- Working data -
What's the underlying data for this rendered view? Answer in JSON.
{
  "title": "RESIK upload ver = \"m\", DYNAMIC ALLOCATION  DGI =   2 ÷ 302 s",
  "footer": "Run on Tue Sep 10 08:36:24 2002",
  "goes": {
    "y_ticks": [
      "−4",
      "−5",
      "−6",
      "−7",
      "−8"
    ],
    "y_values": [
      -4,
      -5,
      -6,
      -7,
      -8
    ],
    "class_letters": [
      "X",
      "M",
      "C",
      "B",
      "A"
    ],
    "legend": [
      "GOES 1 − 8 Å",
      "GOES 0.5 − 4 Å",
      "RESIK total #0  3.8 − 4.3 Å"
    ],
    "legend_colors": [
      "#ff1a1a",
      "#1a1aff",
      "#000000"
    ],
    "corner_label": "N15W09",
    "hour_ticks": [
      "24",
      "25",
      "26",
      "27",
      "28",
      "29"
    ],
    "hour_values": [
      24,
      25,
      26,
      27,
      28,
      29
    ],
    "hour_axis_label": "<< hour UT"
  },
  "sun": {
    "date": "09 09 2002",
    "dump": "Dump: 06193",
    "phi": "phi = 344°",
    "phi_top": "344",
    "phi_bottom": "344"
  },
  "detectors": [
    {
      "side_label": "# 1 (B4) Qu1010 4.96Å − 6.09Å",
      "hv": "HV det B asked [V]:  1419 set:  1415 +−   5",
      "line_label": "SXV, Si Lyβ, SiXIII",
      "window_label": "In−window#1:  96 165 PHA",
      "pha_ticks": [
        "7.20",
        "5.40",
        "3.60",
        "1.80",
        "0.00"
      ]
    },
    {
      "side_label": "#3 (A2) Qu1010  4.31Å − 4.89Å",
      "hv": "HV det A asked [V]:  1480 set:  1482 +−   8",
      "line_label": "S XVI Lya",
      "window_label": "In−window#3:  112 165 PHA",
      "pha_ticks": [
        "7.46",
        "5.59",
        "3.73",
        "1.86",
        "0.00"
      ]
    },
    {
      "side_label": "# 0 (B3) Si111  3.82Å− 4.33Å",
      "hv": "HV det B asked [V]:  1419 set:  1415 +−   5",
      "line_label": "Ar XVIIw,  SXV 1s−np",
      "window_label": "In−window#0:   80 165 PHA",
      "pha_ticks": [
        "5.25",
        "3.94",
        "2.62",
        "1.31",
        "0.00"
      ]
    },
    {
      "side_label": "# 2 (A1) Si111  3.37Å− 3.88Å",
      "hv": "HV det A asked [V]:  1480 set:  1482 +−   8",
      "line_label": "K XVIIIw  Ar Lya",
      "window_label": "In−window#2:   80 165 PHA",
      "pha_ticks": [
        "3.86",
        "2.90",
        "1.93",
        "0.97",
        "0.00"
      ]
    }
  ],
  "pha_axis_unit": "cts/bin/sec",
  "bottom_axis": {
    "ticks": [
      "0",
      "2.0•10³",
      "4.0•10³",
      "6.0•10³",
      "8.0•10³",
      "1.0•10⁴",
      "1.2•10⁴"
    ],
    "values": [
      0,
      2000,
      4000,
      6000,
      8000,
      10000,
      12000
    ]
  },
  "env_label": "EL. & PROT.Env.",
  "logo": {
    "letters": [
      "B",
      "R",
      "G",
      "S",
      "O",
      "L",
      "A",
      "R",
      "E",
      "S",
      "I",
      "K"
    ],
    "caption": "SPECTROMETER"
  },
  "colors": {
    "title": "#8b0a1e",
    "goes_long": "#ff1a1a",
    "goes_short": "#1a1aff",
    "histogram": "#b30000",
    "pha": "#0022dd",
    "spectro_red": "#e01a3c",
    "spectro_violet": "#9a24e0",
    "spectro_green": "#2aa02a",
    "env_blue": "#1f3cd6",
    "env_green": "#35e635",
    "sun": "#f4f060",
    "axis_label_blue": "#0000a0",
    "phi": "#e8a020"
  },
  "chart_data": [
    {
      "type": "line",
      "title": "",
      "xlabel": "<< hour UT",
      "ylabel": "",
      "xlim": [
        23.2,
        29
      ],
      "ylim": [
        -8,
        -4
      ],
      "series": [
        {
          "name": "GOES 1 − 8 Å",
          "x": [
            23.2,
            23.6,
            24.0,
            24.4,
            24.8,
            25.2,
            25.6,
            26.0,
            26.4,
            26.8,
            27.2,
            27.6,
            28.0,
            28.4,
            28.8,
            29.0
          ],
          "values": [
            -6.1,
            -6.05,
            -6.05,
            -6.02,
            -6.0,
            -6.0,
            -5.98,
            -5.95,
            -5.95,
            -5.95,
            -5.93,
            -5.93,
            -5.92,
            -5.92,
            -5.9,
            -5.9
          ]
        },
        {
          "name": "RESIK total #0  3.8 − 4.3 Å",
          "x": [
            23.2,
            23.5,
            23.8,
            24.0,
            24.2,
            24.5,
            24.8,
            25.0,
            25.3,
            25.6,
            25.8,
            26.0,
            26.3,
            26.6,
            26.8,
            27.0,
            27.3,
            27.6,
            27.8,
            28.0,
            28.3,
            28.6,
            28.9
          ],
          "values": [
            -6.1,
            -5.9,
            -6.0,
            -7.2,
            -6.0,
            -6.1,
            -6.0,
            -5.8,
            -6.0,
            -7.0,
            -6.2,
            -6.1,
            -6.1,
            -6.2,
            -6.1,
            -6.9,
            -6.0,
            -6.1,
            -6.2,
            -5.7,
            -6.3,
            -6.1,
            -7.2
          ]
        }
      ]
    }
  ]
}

- Given problem -
Copy each line of the listing that contains the string "title".

- In response -
  "title": "RESIK upload ver = \"m\", DYNAMIC ALLOCATION  DGI =   2 ÷ 302 s",
    "title": "#8b0a1e",
      "title": "",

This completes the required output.